**WRITTEN REQUEST**
Return the lines where the word "desideriis" occurs.

========

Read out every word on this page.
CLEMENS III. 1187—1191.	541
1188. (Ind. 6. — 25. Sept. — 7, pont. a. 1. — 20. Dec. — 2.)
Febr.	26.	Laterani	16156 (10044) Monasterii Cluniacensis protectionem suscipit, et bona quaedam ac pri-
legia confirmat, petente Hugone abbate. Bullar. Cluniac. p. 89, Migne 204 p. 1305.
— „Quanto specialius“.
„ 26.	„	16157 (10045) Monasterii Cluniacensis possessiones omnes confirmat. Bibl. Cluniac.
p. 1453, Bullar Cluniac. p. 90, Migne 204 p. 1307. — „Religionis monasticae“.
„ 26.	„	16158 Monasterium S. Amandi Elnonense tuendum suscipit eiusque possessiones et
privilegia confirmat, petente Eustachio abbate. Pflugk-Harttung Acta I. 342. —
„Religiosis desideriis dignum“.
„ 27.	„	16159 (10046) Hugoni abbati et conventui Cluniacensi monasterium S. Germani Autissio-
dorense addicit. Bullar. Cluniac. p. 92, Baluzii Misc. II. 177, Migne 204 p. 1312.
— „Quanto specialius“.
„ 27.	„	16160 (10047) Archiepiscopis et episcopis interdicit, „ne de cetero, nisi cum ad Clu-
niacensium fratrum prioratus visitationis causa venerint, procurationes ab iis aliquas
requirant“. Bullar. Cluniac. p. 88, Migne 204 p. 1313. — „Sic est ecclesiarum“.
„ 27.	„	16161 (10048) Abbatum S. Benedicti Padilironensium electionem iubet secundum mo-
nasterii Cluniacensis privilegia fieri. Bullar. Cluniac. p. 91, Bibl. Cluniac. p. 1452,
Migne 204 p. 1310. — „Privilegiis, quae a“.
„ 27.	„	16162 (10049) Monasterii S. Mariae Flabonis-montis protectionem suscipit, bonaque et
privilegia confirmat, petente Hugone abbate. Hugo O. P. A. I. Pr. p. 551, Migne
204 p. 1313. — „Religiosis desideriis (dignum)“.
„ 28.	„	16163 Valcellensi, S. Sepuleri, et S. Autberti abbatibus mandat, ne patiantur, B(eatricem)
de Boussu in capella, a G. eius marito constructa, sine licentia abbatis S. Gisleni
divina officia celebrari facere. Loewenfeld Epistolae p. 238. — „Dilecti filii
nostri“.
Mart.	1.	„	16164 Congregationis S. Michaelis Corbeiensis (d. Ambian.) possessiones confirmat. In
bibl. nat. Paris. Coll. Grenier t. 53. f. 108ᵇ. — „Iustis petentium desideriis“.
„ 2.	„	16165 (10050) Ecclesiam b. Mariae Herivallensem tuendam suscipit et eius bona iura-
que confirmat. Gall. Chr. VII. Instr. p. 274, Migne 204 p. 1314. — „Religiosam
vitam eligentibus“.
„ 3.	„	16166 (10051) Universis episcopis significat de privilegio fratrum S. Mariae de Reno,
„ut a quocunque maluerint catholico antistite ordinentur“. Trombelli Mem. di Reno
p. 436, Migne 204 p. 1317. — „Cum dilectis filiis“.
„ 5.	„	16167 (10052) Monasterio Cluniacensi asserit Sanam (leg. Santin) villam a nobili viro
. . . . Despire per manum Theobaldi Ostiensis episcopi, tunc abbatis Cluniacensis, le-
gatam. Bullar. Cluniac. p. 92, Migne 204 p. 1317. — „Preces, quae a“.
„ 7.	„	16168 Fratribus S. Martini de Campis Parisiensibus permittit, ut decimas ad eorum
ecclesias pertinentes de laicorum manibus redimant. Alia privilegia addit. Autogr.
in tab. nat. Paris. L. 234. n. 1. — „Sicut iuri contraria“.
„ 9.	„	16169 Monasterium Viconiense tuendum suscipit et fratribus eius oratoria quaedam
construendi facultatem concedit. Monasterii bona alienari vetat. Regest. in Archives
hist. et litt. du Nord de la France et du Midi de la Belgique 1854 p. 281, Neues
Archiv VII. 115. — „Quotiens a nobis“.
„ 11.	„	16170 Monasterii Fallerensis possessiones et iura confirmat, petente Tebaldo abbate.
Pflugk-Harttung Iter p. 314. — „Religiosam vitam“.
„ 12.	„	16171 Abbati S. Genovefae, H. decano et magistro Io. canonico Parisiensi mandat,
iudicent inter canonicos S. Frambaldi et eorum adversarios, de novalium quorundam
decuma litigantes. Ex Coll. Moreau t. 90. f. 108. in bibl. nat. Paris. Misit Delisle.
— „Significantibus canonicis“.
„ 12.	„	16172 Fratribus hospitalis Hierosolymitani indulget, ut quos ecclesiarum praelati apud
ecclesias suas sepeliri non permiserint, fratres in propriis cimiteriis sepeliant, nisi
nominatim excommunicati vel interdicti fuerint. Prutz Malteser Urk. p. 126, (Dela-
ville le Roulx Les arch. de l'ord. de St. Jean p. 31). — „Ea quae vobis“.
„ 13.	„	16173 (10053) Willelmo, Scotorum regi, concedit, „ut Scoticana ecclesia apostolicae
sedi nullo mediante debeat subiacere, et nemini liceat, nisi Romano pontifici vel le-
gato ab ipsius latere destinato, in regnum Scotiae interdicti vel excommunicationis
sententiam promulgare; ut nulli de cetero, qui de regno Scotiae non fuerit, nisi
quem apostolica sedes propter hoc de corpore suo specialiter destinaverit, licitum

========

**TASK OUTPUT**
„Religiosis desideriis dignum“.
204 p. 1313. — „Religiosis desideriis (dignum)“.
bibl. nat. Paris. Coll. Grenier t. 53. f. 108ᵇ. — „Iustis petentium desideriis“.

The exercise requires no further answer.